■ **AIM**
Gather all lines with "this" from the records.

Extracts from a graphics dataset
= = = = = = =

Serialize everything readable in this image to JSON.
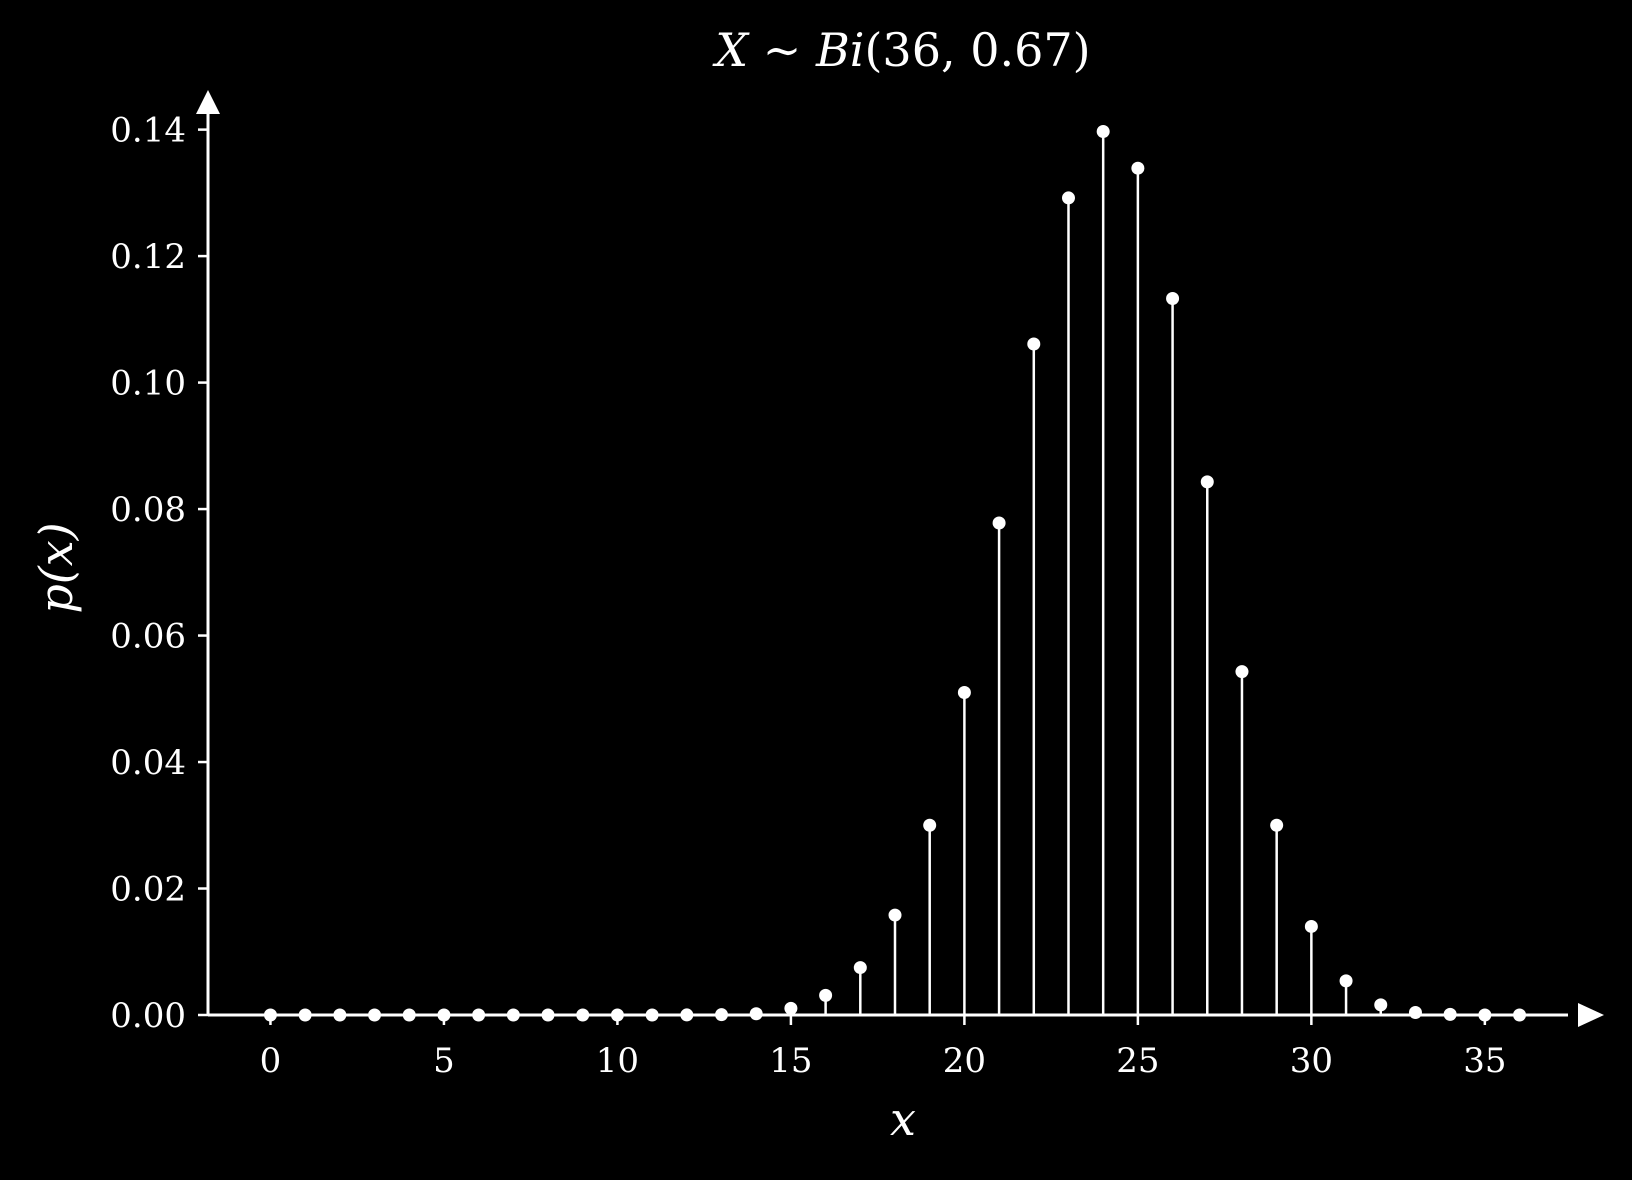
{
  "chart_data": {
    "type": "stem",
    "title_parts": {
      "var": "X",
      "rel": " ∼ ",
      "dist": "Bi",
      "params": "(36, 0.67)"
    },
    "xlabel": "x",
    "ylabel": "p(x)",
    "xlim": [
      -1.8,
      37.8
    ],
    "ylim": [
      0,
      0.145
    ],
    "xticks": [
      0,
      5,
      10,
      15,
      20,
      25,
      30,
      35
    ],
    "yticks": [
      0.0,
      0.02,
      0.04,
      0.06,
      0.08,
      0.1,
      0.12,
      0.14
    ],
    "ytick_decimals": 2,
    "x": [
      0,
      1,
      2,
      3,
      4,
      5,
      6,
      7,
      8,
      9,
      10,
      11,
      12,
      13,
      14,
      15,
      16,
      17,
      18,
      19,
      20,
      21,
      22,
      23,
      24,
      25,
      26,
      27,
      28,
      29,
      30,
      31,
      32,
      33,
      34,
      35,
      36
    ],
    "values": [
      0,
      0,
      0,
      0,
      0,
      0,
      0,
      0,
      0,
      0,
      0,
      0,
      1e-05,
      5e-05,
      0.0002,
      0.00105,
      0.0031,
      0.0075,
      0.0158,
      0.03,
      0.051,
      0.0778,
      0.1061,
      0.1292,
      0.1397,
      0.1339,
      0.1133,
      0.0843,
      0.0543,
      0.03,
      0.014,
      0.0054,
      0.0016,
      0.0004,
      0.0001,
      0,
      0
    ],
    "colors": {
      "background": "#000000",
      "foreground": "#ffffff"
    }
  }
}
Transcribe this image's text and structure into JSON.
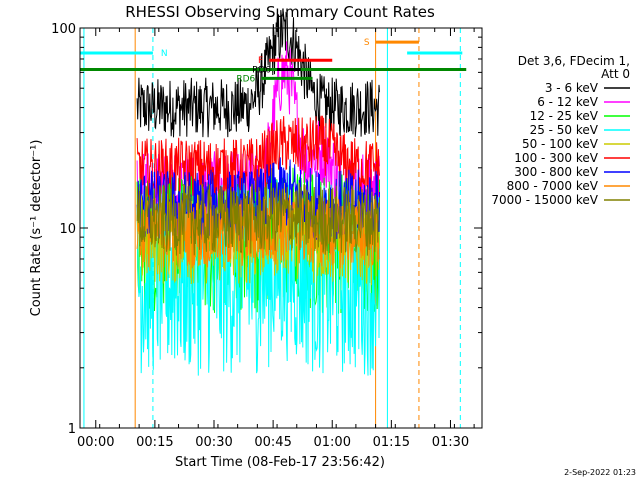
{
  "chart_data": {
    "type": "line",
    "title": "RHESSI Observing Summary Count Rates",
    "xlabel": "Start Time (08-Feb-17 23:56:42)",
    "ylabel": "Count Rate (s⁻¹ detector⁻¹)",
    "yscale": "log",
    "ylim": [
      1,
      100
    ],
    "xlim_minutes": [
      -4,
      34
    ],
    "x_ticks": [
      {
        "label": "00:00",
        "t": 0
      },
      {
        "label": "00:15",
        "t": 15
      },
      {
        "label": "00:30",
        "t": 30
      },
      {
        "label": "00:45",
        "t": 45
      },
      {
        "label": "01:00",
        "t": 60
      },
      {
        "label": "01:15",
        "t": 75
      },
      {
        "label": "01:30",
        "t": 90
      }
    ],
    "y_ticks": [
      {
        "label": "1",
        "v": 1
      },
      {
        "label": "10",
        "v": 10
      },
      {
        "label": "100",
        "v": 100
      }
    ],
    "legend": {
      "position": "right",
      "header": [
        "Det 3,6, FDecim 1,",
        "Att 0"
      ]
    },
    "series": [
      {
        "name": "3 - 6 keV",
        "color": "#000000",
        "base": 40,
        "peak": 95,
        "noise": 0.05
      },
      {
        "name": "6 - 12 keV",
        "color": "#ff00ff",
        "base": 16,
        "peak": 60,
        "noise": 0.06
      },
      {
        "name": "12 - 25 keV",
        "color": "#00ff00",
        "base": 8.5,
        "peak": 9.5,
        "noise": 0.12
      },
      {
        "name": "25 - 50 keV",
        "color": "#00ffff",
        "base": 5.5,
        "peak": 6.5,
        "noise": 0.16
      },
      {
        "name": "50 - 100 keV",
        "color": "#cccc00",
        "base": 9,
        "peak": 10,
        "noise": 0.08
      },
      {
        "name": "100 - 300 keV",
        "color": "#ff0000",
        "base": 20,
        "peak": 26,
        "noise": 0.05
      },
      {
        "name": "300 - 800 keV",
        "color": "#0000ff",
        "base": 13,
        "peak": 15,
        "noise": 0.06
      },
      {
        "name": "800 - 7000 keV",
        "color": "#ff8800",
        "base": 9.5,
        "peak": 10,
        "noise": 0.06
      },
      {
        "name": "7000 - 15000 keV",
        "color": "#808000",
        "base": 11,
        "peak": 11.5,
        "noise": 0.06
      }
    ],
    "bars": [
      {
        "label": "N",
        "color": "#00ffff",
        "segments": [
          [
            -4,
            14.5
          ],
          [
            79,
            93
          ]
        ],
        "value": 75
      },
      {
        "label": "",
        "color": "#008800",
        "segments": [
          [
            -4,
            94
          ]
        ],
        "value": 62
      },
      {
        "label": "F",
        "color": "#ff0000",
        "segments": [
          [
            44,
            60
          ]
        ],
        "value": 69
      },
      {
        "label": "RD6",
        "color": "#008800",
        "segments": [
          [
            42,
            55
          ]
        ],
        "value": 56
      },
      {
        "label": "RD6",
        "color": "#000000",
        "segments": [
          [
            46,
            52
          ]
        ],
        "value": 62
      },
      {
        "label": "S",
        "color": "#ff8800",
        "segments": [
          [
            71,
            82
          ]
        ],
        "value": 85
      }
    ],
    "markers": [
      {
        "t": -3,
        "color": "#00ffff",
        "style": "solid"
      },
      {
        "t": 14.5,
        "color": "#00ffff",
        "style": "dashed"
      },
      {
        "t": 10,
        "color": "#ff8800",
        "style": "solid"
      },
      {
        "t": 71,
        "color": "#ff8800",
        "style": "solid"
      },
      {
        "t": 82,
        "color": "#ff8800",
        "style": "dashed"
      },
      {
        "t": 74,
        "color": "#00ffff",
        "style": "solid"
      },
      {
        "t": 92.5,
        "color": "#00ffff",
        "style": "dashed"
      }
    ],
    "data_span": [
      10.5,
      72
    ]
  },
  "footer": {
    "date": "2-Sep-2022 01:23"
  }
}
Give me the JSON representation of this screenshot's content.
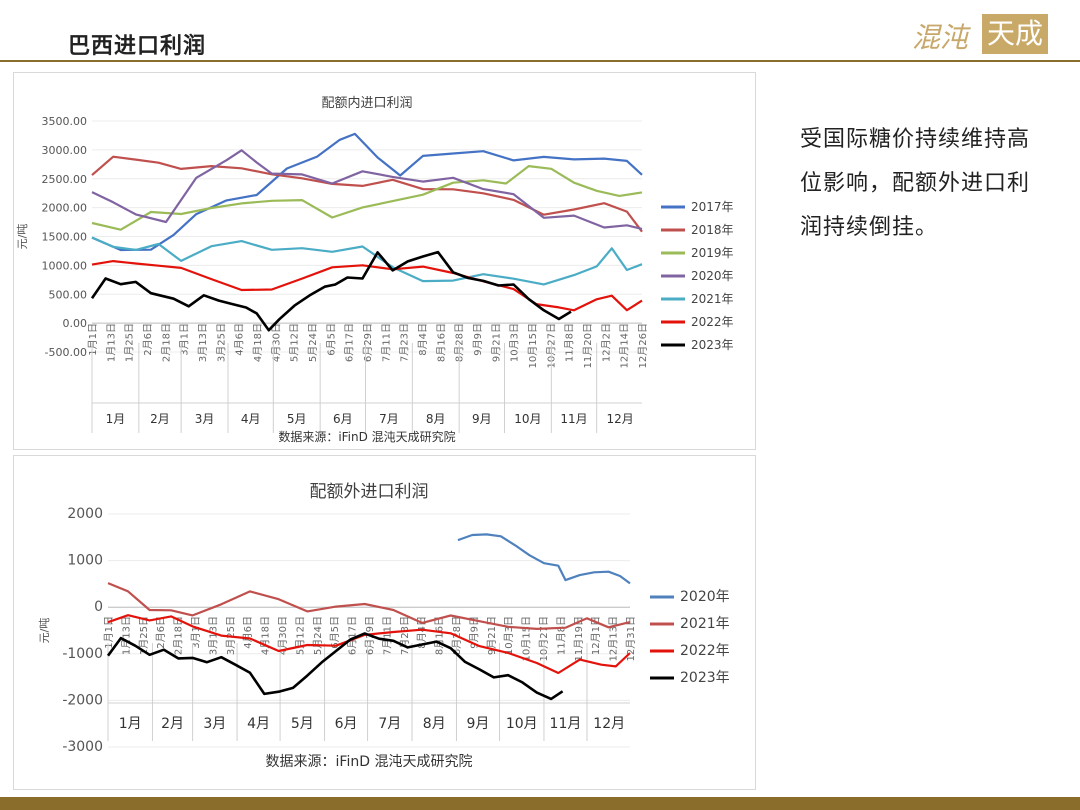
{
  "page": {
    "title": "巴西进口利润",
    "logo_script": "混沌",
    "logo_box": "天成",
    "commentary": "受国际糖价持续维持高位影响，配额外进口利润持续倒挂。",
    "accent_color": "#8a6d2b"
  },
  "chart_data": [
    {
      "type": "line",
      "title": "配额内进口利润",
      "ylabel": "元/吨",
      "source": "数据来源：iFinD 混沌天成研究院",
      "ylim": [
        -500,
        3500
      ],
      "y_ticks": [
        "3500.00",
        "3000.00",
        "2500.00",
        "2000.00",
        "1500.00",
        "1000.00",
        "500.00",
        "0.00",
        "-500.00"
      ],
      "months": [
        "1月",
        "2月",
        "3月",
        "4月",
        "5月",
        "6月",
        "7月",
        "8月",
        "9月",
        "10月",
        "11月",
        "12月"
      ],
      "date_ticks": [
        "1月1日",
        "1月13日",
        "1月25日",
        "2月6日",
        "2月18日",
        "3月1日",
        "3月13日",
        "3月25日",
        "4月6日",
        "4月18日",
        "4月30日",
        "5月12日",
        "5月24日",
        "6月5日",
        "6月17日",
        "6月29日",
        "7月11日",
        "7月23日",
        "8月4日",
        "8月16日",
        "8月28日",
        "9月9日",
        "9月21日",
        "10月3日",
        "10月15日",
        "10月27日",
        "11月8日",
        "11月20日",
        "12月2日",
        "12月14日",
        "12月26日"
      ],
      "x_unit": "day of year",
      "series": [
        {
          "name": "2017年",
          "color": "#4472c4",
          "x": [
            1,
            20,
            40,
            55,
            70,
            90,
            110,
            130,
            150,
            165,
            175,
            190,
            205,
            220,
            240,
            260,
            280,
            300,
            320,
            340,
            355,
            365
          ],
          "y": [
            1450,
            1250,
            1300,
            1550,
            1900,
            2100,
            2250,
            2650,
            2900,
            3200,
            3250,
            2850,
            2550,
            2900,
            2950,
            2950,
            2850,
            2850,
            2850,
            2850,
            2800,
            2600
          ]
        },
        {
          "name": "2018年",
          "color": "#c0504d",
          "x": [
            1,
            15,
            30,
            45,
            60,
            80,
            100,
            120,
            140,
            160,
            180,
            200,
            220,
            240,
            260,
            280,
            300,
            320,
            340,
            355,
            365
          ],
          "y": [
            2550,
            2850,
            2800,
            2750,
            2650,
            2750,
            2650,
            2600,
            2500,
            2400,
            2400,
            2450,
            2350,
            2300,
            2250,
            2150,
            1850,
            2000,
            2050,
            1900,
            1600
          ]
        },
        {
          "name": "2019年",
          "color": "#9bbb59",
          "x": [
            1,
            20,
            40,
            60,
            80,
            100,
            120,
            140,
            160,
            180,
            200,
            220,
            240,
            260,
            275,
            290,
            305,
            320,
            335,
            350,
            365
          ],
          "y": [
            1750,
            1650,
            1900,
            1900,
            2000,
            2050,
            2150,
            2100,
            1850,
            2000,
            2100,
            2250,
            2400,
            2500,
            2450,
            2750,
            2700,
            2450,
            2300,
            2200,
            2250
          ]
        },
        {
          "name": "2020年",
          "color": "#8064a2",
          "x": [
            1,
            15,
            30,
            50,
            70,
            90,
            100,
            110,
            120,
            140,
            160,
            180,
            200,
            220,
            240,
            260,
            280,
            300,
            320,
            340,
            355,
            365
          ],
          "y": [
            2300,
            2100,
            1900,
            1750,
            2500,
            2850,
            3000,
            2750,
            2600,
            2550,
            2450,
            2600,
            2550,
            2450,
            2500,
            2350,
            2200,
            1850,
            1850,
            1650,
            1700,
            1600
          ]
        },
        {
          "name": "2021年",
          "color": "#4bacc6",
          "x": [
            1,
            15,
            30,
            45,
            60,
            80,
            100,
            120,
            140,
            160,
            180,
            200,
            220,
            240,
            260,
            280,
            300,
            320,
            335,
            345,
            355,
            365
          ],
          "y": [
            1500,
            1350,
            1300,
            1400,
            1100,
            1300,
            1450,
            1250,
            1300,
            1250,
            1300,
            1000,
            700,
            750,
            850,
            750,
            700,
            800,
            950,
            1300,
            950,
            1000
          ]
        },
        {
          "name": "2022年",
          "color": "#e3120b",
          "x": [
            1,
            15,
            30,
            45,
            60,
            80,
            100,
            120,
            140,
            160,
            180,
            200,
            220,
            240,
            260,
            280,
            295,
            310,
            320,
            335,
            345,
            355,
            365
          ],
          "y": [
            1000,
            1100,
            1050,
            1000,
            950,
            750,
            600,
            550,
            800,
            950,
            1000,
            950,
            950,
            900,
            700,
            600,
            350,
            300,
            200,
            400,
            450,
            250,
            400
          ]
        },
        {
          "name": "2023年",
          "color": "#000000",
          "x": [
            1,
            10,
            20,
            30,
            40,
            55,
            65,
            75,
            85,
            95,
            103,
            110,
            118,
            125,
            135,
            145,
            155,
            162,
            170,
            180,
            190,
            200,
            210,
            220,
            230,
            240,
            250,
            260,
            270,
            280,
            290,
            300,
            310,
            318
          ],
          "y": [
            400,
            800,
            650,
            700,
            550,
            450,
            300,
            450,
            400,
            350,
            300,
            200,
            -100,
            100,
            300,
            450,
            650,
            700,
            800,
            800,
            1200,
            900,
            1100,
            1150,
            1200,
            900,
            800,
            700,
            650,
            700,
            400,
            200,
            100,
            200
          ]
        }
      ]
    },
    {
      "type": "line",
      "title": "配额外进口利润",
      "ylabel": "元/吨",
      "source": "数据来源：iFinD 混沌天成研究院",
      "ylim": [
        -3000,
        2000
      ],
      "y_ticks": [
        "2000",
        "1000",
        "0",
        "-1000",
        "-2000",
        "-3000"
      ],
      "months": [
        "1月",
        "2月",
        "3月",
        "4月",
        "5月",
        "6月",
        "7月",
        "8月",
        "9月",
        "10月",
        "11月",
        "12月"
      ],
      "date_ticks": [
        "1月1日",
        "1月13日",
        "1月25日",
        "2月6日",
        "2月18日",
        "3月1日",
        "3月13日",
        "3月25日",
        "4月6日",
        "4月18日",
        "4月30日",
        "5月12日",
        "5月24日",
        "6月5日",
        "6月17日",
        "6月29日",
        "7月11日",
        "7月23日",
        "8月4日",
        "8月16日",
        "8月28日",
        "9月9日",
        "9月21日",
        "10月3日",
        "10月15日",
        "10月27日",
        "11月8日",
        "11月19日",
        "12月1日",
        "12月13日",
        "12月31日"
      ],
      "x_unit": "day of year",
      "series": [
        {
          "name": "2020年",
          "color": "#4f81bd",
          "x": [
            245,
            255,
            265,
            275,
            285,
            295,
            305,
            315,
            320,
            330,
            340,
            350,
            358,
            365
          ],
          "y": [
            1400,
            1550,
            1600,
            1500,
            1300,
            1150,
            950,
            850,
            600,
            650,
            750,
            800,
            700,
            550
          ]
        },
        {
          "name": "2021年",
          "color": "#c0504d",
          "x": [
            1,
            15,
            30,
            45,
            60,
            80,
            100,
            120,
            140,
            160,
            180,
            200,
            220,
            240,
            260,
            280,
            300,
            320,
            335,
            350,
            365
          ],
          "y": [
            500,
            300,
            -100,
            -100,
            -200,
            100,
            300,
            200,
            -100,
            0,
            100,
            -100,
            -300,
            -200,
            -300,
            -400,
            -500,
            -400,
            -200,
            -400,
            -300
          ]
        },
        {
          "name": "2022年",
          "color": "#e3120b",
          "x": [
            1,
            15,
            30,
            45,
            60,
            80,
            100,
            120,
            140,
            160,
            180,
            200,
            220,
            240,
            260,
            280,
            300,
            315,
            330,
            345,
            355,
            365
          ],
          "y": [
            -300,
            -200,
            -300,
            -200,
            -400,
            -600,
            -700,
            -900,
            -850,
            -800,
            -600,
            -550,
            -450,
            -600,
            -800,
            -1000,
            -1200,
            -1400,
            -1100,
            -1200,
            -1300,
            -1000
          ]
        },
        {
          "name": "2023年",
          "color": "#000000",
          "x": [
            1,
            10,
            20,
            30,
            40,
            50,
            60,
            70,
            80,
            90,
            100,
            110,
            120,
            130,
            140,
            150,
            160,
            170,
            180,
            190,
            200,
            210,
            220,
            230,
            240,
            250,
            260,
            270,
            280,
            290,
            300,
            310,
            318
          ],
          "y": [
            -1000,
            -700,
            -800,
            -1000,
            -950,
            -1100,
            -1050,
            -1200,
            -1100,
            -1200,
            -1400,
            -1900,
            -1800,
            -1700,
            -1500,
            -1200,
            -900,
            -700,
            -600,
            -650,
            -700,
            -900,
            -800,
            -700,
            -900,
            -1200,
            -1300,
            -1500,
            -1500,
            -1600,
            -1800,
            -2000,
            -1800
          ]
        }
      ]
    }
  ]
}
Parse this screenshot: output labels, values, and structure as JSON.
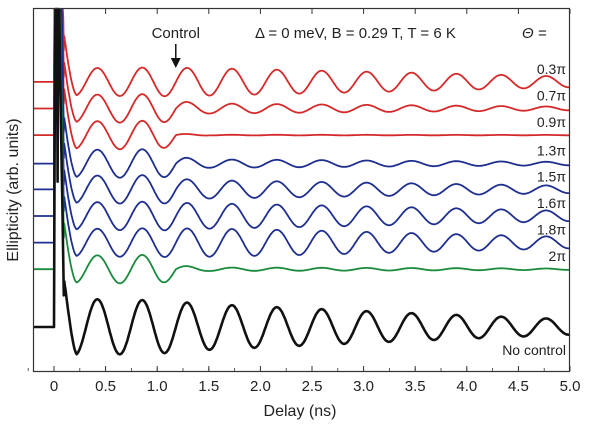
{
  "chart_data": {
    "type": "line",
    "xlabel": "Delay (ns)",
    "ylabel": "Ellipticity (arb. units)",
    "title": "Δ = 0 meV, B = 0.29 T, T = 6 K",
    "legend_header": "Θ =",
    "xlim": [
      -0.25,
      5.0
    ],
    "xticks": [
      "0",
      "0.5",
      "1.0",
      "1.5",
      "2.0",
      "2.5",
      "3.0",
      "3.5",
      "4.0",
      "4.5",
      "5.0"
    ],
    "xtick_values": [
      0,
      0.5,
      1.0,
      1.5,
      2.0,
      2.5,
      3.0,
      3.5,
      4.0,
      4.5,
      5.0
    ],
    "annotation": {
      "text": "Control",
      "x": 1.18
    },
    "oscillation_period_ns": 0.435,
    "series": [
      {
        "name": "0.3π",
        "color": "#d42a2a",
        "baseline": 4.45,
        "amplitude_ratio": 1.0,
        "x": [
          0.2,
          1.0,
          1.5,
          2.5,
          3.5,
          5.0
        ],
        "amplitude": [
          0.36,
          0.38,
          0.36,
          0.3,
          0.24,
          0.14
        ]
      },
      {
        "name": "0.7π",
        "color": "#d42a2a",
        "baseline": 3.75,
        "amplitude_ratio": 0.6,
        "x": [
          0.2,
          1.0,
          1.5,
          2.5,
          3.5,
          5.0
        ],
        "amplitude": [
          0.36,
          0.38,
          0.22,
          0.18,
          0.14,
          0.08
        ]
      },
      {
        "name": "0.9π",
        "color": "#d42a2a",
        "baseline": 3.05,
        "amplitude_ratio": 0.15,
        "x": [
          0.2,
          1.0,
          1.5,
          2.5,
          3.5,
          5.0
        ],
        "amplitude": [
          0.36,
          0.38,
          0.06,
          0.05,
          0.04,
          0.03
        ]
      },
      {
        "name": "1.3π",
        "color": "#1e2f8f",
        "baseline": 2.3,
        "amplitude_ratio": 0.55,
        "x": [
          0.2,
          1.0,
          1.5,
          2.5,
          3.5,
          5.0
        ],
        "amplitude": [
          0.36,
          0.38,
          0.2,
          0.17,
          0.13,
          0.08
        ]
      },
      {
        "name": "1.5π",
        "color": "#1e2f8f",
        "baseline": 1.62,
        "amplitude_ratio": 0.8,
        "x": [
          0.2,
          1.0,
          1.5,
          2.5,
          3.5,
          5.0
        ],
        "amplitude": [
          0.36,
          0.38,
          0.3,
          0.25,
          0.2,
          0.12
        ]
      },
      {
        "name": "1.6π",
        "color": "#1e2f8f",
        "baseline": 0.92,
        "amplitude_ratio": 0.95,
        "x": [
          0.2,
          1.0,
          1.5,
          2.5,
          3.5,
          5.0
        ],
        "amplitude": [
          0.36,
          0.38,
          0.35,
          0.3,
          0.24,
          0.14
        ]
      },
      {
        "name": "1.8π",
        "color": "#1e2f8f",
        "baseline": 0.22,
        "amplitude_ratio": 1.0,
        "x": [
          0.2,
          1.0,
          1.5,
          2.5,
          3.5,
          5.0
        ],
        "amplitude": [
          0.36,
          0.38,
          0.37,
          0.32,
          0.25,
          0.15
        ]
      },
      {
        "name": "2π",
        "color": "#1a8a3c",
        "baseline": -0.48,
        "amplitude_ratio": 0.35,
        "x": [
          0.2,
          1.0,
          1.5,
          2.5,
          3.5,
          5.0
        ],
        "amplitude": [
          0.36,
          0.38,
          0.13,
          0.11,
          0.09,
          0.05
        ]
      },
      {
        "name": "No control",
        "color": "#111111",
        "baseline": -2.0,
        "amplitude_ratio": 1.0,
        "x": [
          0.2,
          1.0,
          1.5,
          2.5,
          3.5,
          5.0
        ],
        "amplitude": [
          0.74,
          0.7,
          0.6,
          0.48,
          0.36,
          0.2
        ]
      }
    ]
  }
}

= = = = = = =

■ **WRITTEN RESPONSE**
Serialize everything readable in this image to JSON.
Transcribe this image's text and structure into JSON.
Give me the JSON representation of this screenshot's content.
Parse this screenshot: output labels, values, and structure as JSON.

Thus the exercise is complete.